** Opening Data extract block **
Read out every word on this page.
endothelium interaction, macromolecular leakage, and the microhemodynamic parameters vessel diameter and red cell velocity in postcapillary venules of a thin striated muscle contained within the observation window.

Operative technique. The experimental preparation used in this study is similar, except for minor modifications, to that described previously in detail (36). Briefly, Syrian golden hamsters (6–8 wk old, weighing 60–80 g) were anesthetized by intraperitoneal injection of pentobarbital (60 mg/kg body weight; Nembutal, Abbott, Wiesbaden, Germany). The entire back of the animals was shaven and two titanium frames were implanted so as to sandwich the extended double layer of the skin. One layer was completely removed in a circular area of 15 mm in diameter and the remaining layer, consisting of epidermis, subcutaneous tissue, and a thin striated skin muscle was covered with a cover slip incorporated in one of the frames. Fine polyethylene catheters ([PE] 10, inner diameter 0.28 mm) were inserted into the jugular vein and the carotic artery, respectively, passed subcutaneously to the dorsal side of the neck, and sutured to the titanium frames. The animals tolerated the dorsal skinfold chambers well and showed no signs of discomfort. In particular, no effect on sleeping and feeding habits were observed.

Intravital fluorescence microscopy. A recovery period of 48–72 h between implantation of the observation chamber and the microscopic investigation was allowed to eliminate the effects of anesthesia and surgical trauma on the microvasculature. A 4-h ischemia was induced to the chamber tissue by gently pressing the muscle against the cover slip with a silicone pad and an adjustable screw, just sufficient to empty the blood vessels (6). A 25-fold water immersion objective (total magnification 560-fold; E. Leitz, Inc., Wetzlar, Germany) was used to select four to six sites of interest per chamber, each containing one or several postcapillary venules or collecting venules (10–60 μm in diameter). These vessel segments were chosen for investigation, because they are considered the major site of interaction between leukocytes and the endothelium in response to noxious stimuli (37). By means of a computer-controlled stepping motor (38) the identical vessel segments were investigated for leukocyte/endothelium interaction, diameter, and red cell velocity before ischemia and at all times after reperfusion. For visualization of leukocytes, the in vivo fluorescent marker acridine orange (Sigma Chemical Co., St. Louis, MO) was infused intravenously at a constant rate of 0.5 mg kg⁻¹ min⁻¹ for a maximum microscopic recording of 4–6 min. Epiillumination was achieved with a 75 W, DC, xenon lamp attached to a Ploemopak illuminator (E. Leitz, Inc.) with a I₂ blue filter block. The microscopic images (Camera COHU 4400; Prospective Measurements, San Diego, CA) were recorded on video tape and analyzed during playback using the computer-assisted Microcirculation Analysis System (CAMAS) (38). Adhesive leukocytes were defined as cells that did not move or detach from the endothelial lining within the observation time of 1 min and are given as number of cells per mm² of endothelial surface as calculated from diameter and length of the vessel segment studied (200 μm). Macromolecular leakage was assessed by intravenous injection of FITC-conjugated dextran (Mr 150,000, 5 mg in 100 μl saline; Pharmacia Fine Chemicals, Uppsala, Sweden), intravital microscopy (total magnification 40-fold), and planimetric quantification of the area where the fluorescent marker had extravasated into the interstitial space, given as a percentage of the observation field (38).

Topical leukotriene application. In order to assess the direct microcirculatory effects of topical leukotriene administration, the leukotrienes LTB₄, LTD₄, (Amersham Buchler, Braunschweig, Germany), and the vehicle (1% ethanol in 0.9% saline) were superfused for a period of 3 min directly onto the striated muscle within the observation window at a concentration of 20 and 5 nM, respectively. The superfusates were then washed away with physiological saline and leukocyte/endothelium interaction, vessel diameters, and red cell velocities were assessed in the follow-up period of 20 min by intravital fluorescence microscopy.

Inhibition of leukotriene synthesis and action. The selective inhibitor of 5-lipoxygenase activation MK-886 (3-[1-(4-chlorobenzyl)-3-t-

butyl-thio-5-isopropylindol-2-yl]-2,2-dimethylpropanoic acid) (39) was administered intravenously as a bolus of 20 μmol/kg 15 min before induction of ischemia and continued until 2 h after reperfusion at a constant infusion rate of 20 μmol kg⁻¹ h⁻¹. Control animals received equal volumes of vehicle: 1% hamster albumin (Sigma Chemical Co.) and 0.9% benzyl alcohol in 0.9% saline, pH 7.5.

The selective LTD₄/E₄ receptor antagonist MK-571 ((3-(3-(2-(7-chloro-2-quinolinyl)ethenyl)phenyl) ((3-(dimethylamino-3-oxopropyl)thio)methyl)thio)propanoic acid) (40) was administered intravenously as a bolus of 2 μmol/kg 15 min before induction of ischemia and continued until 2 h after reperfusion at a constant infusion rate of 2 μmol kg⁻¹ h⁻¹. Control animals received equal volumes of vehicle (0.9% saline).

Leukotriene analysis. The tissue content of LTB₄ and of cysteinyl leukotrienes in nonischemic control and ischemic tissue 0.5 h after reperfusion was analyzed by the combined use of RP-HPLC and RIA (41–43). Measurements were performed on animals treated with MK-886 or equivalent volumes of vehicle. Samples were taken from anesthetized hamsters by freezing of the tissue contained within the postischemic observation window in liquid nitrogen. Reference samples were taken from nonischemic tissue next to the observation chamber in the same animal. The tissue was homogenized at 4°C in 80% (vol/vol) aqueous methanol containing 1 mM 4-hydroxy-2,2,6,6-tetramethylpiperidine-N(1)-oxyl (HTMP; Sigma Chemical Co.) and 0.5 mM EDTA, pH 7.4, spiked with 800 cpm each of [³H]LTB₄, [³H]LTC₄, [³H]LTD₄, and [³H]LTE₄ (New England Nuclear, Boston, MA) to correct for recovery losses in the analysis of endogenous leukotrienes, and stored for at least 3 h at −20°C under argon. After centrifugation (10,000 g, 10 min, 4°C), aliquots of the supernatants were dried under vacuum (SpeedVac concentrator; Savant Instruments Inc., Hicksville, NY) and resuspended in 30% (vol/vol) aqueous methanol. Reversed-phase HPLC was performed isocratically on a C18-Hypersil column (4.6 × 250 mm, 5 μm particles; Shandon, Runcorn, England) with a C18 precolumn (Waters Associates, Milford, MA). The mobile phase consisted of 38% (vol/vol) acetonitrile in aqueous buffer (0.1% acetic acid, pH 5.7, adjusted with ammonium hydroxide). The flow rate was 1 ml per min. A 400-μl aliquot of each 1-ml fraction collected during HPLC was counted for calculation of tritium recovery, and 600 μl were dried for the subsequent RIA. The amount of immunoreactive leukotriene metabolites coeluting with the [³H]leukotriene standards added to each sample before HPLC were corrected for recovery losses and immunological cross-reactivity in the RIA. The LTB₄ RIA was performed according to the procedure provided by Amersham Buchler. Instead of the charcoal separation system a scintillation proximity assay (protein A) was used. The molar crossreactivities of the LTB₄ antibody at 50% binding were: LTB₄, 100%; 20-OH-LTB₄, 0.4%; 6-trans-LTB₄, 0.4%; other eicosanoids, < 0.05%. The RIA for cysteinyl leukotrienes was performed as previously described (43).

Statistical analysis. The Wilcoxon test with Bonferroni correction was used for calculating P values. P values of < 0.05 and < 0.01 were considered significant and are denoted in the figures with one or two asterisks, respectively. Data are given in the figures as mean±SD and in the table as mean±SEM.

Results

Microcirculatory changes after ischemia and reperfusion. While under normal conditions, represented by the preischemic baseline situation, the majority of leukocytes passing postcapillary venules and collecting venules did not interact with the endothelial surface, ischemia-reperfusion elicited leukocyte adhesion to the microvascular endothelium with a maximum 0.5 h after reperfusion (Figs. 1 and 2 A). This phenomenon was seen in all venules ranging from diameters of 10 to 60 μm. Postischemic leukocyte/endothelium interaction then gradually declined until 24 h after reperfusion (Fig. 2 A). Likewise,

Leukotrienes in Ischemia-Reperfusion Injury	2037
** Closing Data extract block **
# Task requirements
Each line of the material must be restated exactly.

# Answer section
Read out every word on this page.
endothelium interaction, macromolecular leakage, and the microhemodynamic parameters vessel diameter and red cell velocity in postcapillary venules of a thin striated muscle contained within the observation window.

Operative technique. The experimental preparation used in this study is similar, except for minor modifications, to that described previously in detail (36). Briefly, Syrian golden hamsters (6–8 wk old, weighing 60–80 g) were anesthetized by intraperitoneal injection of pentobarbital (60 mg/kg body weight; Nembutal, Abbott, Wiesbaden, Germany). The entire back of the animals was shaven and two titanium frames were implanted so as to sandwich the extended double layer of the skin. One layer was completely removed in a circular area of 15 mm in diameter and the remaining layer, consisting of epidermis, subcutaneous tissue, and a thin striated skin muscle was covered with a cover slip incorporated in one of the frames. Fine polyethylene catheters ([PE] 10, inner diameter 0.28 mm) were inserted into the jugular vein and the carotic artery, respectively, passed subcutaneously to the dorsal side of the neck, and sutured to the titanium frames. The animals tolerated the dorsal skinfold chambers well and showed no signs of discomfort. In particular, no effect on sleeping and feeding habits were observed.

Intravital fluorescence microscopy. A recovery period of 48–72 h between implantation of the observation chamber and the microscopic investigation was allowed to eliminate the effects of anesthesia and surgical trauma on the microvasculature. A 4-h ischemia was induced to the chamber tissue by gently pressing the muscle against the cover slip with a silicone pad and an adjustable screw, just sufficient to empty the blood vessels (6). A 25-fold water immersion objective (total magnification 560-fold; E. Leitz, Inc., Wetzlar, Germany) was used to select four to six sites of interest per chamber, each containing one or several postcapillary venules or collecting venules (10–60 μm in diameter). These vessel segments were chosen for investigation, because they are considered the major site of interaction between leukocytes and the endothelium in response to noxious stimuli (37). By means of a computer-controlled stepping motor (38) the identical vessel segments were investigated for leukocyte/endothelium interaction, diameter, and red cell velocity before ischemia and at all times after reperfusion. For visualization of leukocytes, the in vivo fluorescent marker acridine orange (Sigma Chemical Co., St. Louis, MO) was infused intravenously at a constant rate of 0.5 mg kg⁻¹ min⁻¹ for a maximum microscopic recording of 4–6 min. Epiillumination was achieved with a 75 W, DC, xenon lamp attached to a Ploemopak illuminator (E. Leitz, Inc.) with a I₂ blue filter block. The microscopic images (Camera COHU 4400; Prospective Measurements, San Diego, CA) were recorded on video tape and analyzed during playback using the computer-assisted Microcirculation Analysis System (CAMAS) (38). Adhesive leukocytes were defined as cells that did not move or detach from the endothelial lining within the observation time of 1 min and are given as number of cells per mm² of endothelial surface as calculated from diameter and length of the vessel segment studied (200 μm). Macromolecular leakage was assessed by intravenous injection of FITC-conjugated dextran (Mr 150,000, 5 mg in 100 μl saline; Pharmacia Fine Chemicals, Uppsala, Sweden), intravital microscopy (total magnification 40-fold), and planimetric quantification of the area where the fluorescent marker had extravasated into the interstitial space, given as a percentage of the observation field (38).

Topical leukotriene application. In order to assess the direct microcirculatory effects of topical leukotriene administration, the leukotrienes LTB₄, LTD₄, (Amersham Buchler, Braunschweig, Germany), and the vehicle (1% ethanol in 0.9% saline) were superfused for a period of 3 min directly onto the striated muscle within the observation window at a concentration of 20 and 5 nM, respectively. The superfusates were then washed away with physiological saline and leukocyte/endothelium interaction, vessel diameters, and red cell velocities were assessed in the follow-up period of 20 min by intravital fluorescence microscopy.

Inhibition of leukotriene synthesis and action. The selective inhibitor of 5-lipoxygenase activation MK-886 (3-[1-(4-chlorobenzyl)-3-t-

butyl-thio-5-isopropylindol-2-yl]-2,2-dimethylpropanoic acid) (39) was administered intravenously as a bolus of 20 μmol/kg 15 min before induction of ischemia and continued until 2 h after reperfusion at a constant infusion rate of 20 μmol kg⁻¹ h⁻¹. Control animals received equal volumes of vehicle: 1% hamster albumin (Sigma Chemical Co.) and 0.9% benzyl alcohol in 0.9% saline, pH 7.5.

The selective LTD₄/E₄ receptor antagonist MK-571 ((3-(3-(2-(7-chloro-2-quinolinyl)ethenyl)phenyl) ((3-(dimethylamino-3-oxopropyl)thio)methyl)thio)propanoic acid) (40) was administered intravenously as a bolus of 2 μmol/kg 15 min before induction of ischemia and continued until 2 h after reperfusion at a constant infusion rate of 2 μmol kg⁻¹ h⁻¹. Control animals received equal volumes of vehicle (0.9% saline).

Leukotriene analysis. The tissue content of LTB₄ and of cysteinyl leukotrienes in nonischemic control and ischemic tissue 0.5 h after reperfusion was analyzed by the combined use of RP-HPLC and RIA (41–43). Measurements were performed on animals treated with MK-886 or equivalent volumes of vehicle. Samples were taken from anesthetized hamsters by freezing of the tissue contained within the postischemic observation window in liquid nitrogen. Reference samples were taken from nonischemic tissue next to the observation chamber in the same animal. The tissue was homogenized at 4°C in 80% (vol/vol) aqueous methanol containing 1 mM 4-hydroxy-2,2,6,6-tetramethylpiperidine-N(1)-oxyl (HTMP; Sigma Chemical Co.) and 0.5 mM EDTA, pH 7.4, spiked with 800 cpm each of [³H]LTB₄, [³H]LTC₄, [³H]LTD₄, and [³H]LTE₄ (New England Nuclear, Boston, MA) to correct for recovery losses in the analysis of endogenous leukotrienes, and stored for at least 3 h at −20°C under argon. After centrifugation (10,000 g, 10 min, 4°C), aliquots of the supernatants were dried under vacuum (SpeedVac concentrator; Savant Instruments Inc., Hicksville, NY) and resuspended in 30% (vol/vol) aqueous methanol. Reversed-phase HPLC was performed isocratically on a C18-Hypersil column (4.6 × 250 mm, 5 μm particles; Shandon, Runcorn, England) with a C18 precolumn (Waters Associates, Milford, MA). The mobile phase consisted of 38% (vol/vol) acetonitrile in aqueous buffer (0.1% acetic acid, pH 5.7, adjusted with ammonium hydroxide). The flow rate was 1 ml per min. A 400-μl aliquot of each 1-ml fraction collected during HPLC was counted for calculation of tritium recovery, and 600 μl were dried for the subsequent RIA. The amount of immunoreactive leukotriene metabolites coeluting with the [³H]leukotriene standards added to each sample before HPLC were corrected for recovery losses and immunological cross-reactivity in the RIA. The LTB₄ RIA was performed according to the procedure provided by Amersham Buchler. Instead of the charcoal separation system a scintillation proximity assay (protein A) was used. The molar crossreactivities of the LTB₄ antibody at 50% binding were: LTB₄, 100%; 20-OH-LTB₄, 0.4%; 6-trans-LTB₄, 0.4%; other eicosanoids, < 0.05%. The RIA for cysteinyl leukotrienes was performed as previously described (43).

Statistical analysis. The Wilcoxon test with Bonferroni correction was used for calculating P values. P values of < 0.05 and < 0.01 were considered significant and are denoted in the figures with one or two asterisks, respectively. Data are given in the figures as mean±SD and in the table as mean±SEM.

Results

Microcirculatory changes after ischemia and reperfusion. While under normal conditions, represented by the preischemic baseline situation, the majority of leukocytes passing postcapillary venules and collecting venules did not interact with the endothelial surface, ischemia-reperfusion elicited leukocyte adhesion to the microvascular endothelium with a maximum 0.5 h after reperfusion (Figs. 1 and 2 A). This phenomenon was seen in all venules ranging from diameters of 10 to 60 μm. Postischemic leukocyte/endothelium interaction then gradually declined until 24 h after reperfusion (Fig. 2 A). Likewise,

Leukotrienes in Ischemia-Reperfusion Injury	2037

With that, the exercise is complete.